►

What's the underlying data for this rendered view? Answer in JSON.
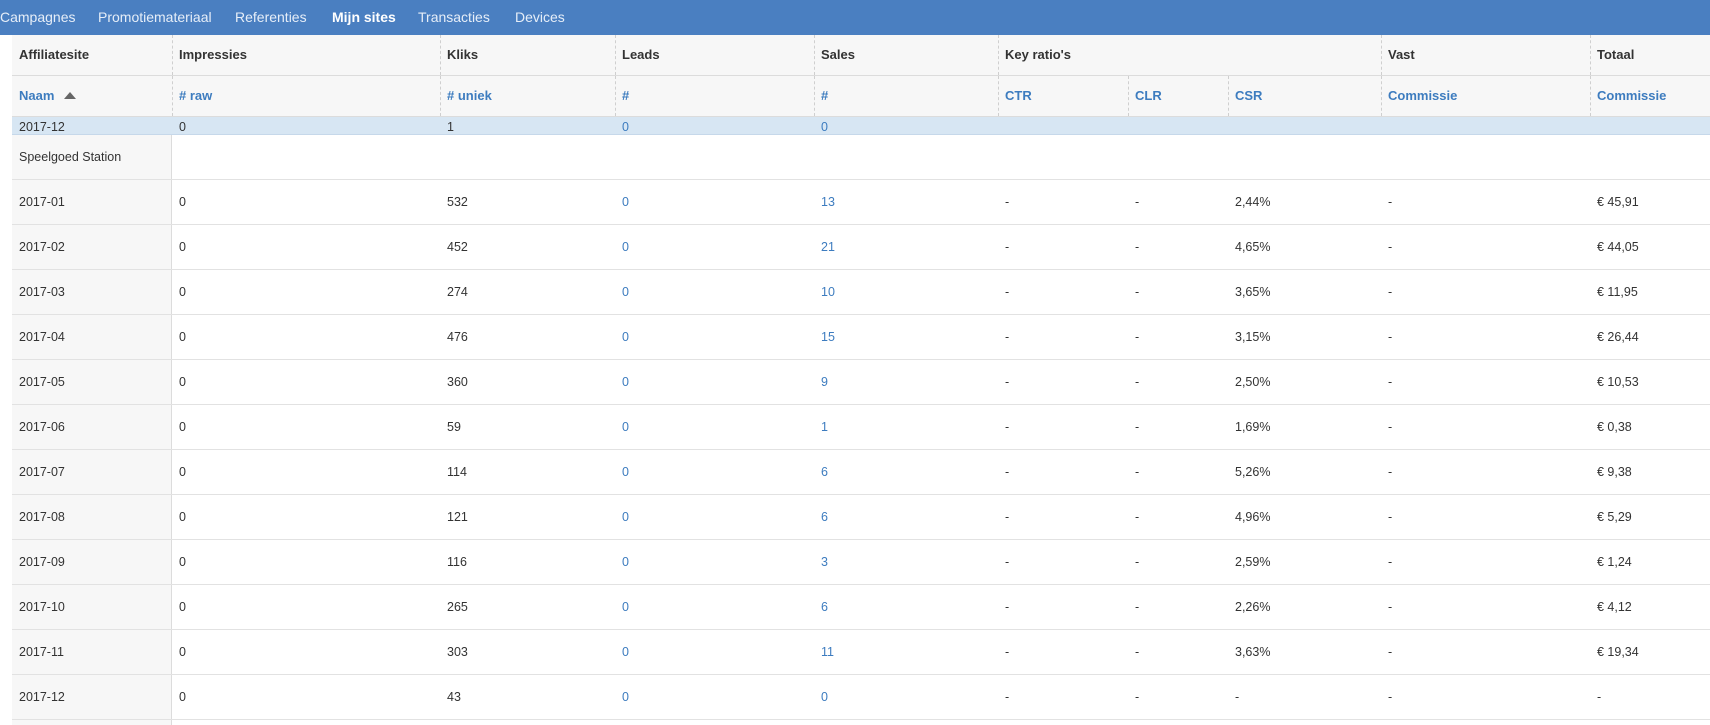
{
  "nav": {
    "items": [
      {
        "label": "Campagnes",
        "active": false
      },
      {
        "label": "Promotiemateriaal",
        "active": false
      },
      {
        "label": "Referenties",
        "active": false
      },
      {
        "label": "Mijn sites",
        "active": true
      },
      {
        "label": "Transacties",
        "active": false
      },
      {
        "label": "Devices",
        "active": false
      }
    ]
  },
  "table": {
    "group_headers": [
      "Affiliatesite",
      "Impressies",
      "Kliks",
      "Leads",
      "Sales",
      "Key ratio's",
      "Vast",
      "Totaal"
    ],
    "sub_headers": [
      "Naam",
      "# raw",
      "# uniek",
      "#",
      "#",
      "CTR",
      "CLR",
      "CSR",
      "Commissie",
      "Commissie"
    ],
    "sort_column": "Naam",
    "sort_direction": "ascending",
    "partial_row": [
      "2017-12",
      "0",
      "1",
      "0",
      "0"
    ],
    "group_label": "Speelgoed Station",
    "rows": [
      [
        "2017-01",
        "0",
        "532",
        "0",
        "13",
        "-",
        "-",
        "2,44%",
        "-",
        "€ 45,91"
      ],
      [
        "2017-02",
        "0",
        "452",
        "0",
        "21",
        "-",
        "-",
        "4,65%",
        "-",
        "€ 44,05"
      ],
      [
        "2017-03",
        "0",
        "274",
        "0",
        "10",
        "-",
        "-",
        "3,65%",
        "-",
        "€ 11,95"
      ],
      [
        "2017-04",
        "0",
        "476",
        "0",
        "15",
        "-",
        "-",
        "3,15%",
        "-",
        "€ 26,44"
      ],
      [
        "2017-05",
        "0",
        "360",
        "0",
        "9",
        "-",
        "-",
        "2,50%",
        "-",
        "€ 10,53"
      ],
      [
        "2017-06",
        "0",
        "59",
        "0",
        "1",
        "-",
        "-",
        "1,69%",
        "-",
        "€ 0,38"
      ],
      [
        "2017-07",
        "0",
        "114",
        "0",
        "6",
        "-",
        "-",
        "5,26%",
        "-",
        "€ 9,38"
      ],
      [
        "2017-08",
        "0",
        "121",
        "0",
        "6",
        "-",
        "-",
        "4,96%",
        "-",
        "€ 5,29"
      ],
      [
        "2017-09",
        "0",
        "116",
        "0",
        "3",
        "-",
        "-",
        "2,59%",
        "-",
        "€ 1,24"
      ],
      [
        "2017-10",
        "0",
        "265",
        "0",
        "6",
        "-",
        "-",
        "2,26%",
        "-",
        "€ 4,12"
      ],
      [
        "2017-11",
        "0",
        "303",
        "0",
        "11",
        "-",
        "-",
        "3,63%",
        "-",
        "€ 19,34"
      ],
      [
        "2017-12",
        "0",
        "43",
        "0",
        "0",
        "-",
        "-",
        "-",
        "-",
        "-"
      ]
    ]
  },
  "colors": {
    "nav_bg": "#4a7fc1",
    "link_blue": "#3d7cbf",
    "highlight_row": "#d7e6f3",
    "header_bg": "#f7f7f7"
  }
}
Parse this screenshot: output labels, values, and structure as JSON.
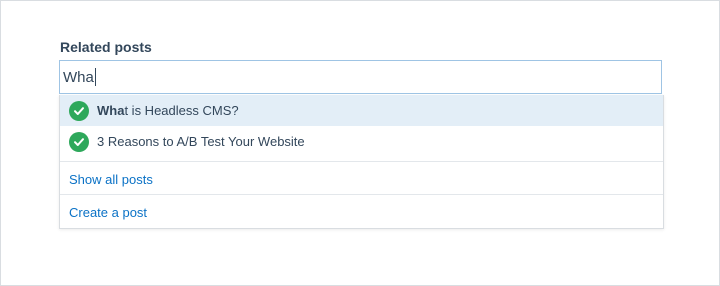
{
  "field": {
    "label": "Related posts",
    "value": "Wha"
  },
  "results": [
    {
      "match": "Wha",
      "rest": "t is Headless CMS?",
      "icon": "check-circle-icon",
      "highlighted": true
    },
    {
      "match": "",
      "rest": "3 Reasons to A/B Test Your Website",
      "icon": "check-circle-icon",
      "highlighted": false
    }
  ],
  "links": {
    "show_all": "Show all posts",
    "create": "Create a post"
  },
  "colors": {
    "accent": "#0b72c6",
    "success": "#2ea85b",
    "highlight": "#e3eef7"
  }
}
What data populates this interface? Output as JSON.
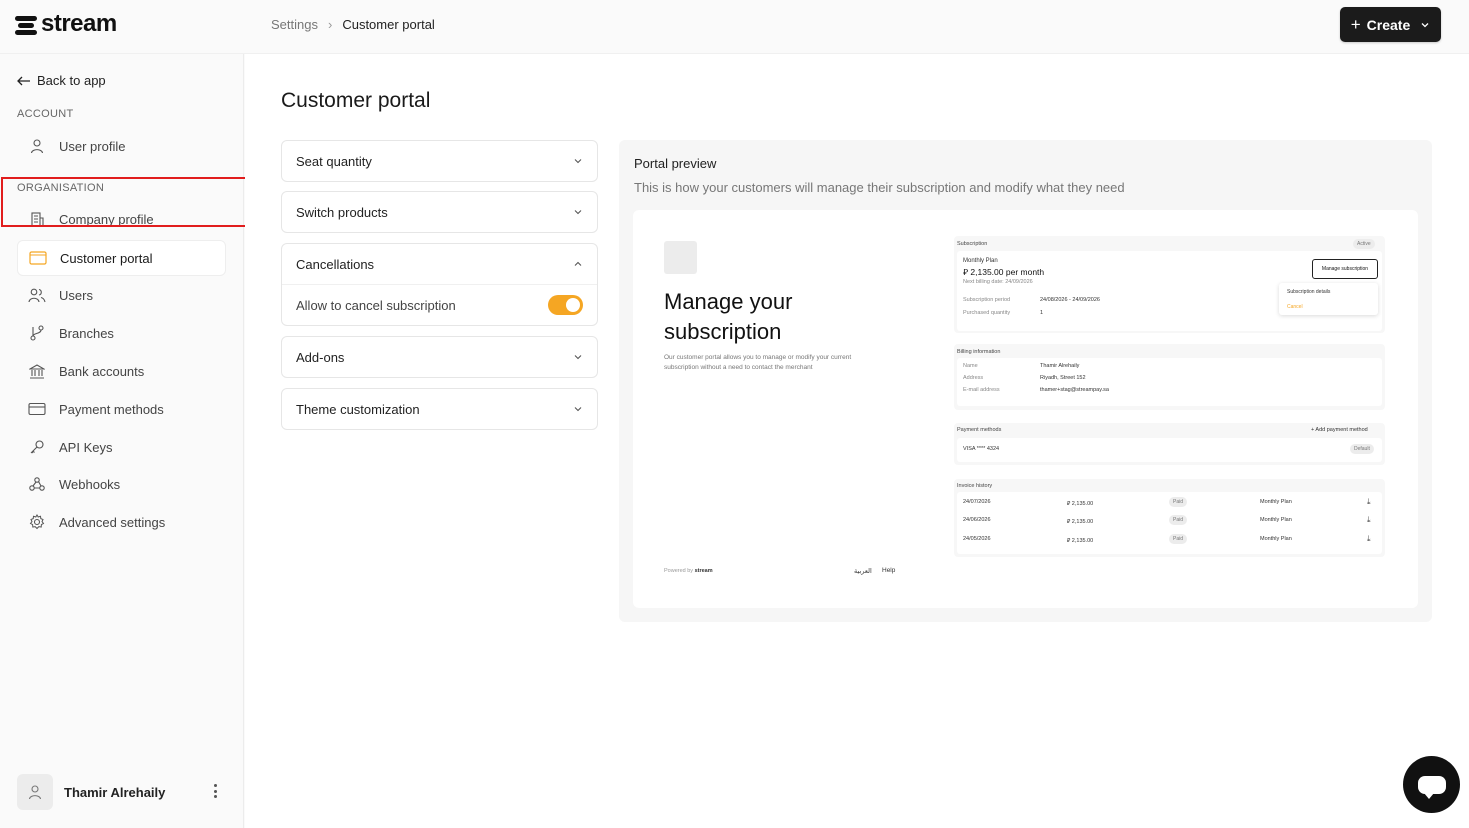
{
  "brand": {
    "name": "stream"
  },
  "breadcrumb": {
    "parent": "Settings",
    "separator": "›",
    "current": "Customer portal"
  },
  "header": {
    "create_label": "Create"
  },
  "sidebar": {
    "back_label": "Back to app",
    "account_label": "ACCOUNT",
    "organisation_label": "ORGANISATION",
    "items": [
      {
        "label": "User profile",
        "icon": "user-icon"
      },
      {
        "label": "Company profile",
        "icon": "building-icon"
      },
      {
        "label": "Customer portal",
        "icon": "window-icon",
        "active": true
      },
      {
        "label": "Users",
        "icon": "users-icon"
      },
      {
        "label": "Branches",
        "icon": "branch-icon"
      },
      {
        "label": "Bank accounts",
        "icon": "bank-icon"
      },
      {
        "label": "Payment methods",
        "icon": "credit-card-icon"
      },
      {
        "label": "API Keys",
        "icon": "key-icon"
      },
      {
        "label": "Webhooks",
        "icon": "webhook-icon"
      },
      {
        "label": "Advanced settings",
        "icon": "gear-icon"
      }
    ],
    "user_name": "Thamir Alrehaily"
  },
  "main": {
    "title": "Customer portal",
    "sections": [
      {
        "label": "Seat quantity",
        "expanded": false
      },
      {
        "label": "Switch products",
        "expanded": false
      },
      {
        "label": "Cancellations",
        "expanded": true,
        "option_label": "Allow to cancel subscription",
        "option_on": true
      },
      {
        "label": "Add-ons",
        "expanded": false
      },
      {
        "label": "Theme customization",
        "expanded": false
      }
    ]
  },
  "preview": {
    "title": "Portal preview",
    "subtitle": "This is how your customers will manage their subscription and modify what they need",
    "heading": "Manage your subscription",
    "description": "Our customer portal allows you to manage or modify your current subscription without a need to contact the merchant",
    "powered_by": "Powered by",
    "powered_brand": "stream",
    "lang": "العربية",
    "help": "Help",
    "subscription": {
      "label": "Subscription",
      "status": "Active",
      "plan": "Monthly Plan",
      "price": "⃁ 2,135.00 per month",
      "next_billing": "Next billing date: 24/09/2026",
      "manage_label": "Manage subscription",
      "menu_details": "Subscription details",
      "menu_cancel": "Cancel",
      "period_label": "Subscription period",
      "period_value": "24/08/2026 - 24/09/2026",
      "qty_label": "Purchased quantity",
      "qty_value": "1"
    },
    "billing": {
      "label": "Billing information",
      "name_label": "Name",
      "name_value": "Thamir Alrehaily",
      "address_label": "Address",
      "address_value": "Riyadh, Street 152",
      "email_label": "E-mail address",
      "email_value": "thamer+stag@streampay.sa"
    },
    "payment": {
      "label": "Payment methods",
      "add_label": "+ Add payment method",
      "card": "VISA **** 4324",
      "default_label": "Default"
    },
    "invoices": {
      "label": "Invoice history",
      "rows": [
        {
          "date": "24/07/2026",
          "amount": "⃁ 2,135.00",
          "status": "Paid",
          "plan": "Monthly Plan"
        },
        {
          "date": "24/06/2026",
          "amount": "⃁ 2,135.00",
          "status": "Paid",
          "plan": "Monthly Plan"
        },
        {
          "date": "24/05/2026",
          "amount": "⃁ 2,135.00",
          "status": "Paid",
          "plan": "Monthly Plan"
        }
      ]
    }
  },
  "colors": {
    "accent": "#f5a623",
    "highlight": "#e11d1d",
    "primary": "#1b1b1b"
  }
}
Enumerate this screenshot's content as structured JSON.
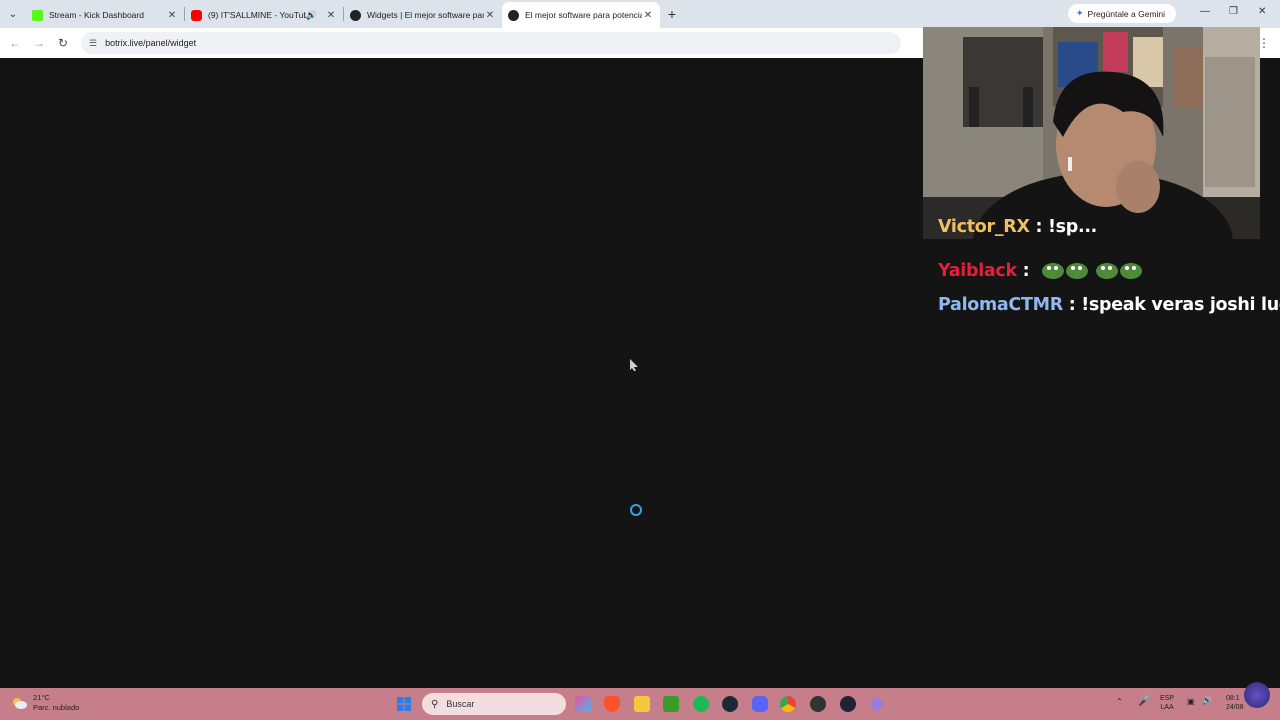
{
  "browser": {
    "tabs": [
      {
        "title": "Stream - Kick Dashboard",
        "favicon_color": "#53fc18",
        "active": false
      },
      {
        "title": "(9) IT'SALLMINE - YouTube",
        "favicon_color": "#ff0000",
        "active": false,
        "audio": true
      },
      {
        "title": "Widgets | El mejor software para",
        "favicon_color": "#222222",
        "active": false
      },
      {
        "title": "El mejor software para potencia",
        "favicon_color": "#222222",
        "active": true
      }
    ],
    "close_glyph": "✕",
    "new_tab_glyph": "+",
    "gemini_label": "Pregúntale a Gemini",
    "url": "botrix.live/panel/widget"
  },
  "overlay": {
    "chat": [
      {
        "user": "Victor_RX",
        "user_color": "#f0c060",
        "message": ": !sp..."
      },
      {
        "user": "Yaiblack",
        "user_color": "#e2203a",
        "message": ":",
        "emote": "pepe-emotes"
      },
      {
        "user": "PalomaCTMR",
        "user_color": "#8fb8f0",
        "message": ": !speak veras joshi luck?"
      }
    ]
  },
  "taskbar": {
    "weather_temp": "21°C",
    "weather_desc": "Parc. nublado",
    "search_placeholder": "Buscar",
    "lang_top": "ESP",
    "lang_bottom": "LAA",
    "time": "08:1",
    "date": "24/08"
  },
  "colors": {
    "page_bg": "#141414",
    "taskbar_bg": "#c67f8a",
    "spinner": "#3aa0e6"
  }
}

◄

▶ Your instructions: Say how many lines contain "highlighted", and give nothing but that number.

▶ Response to the task: 2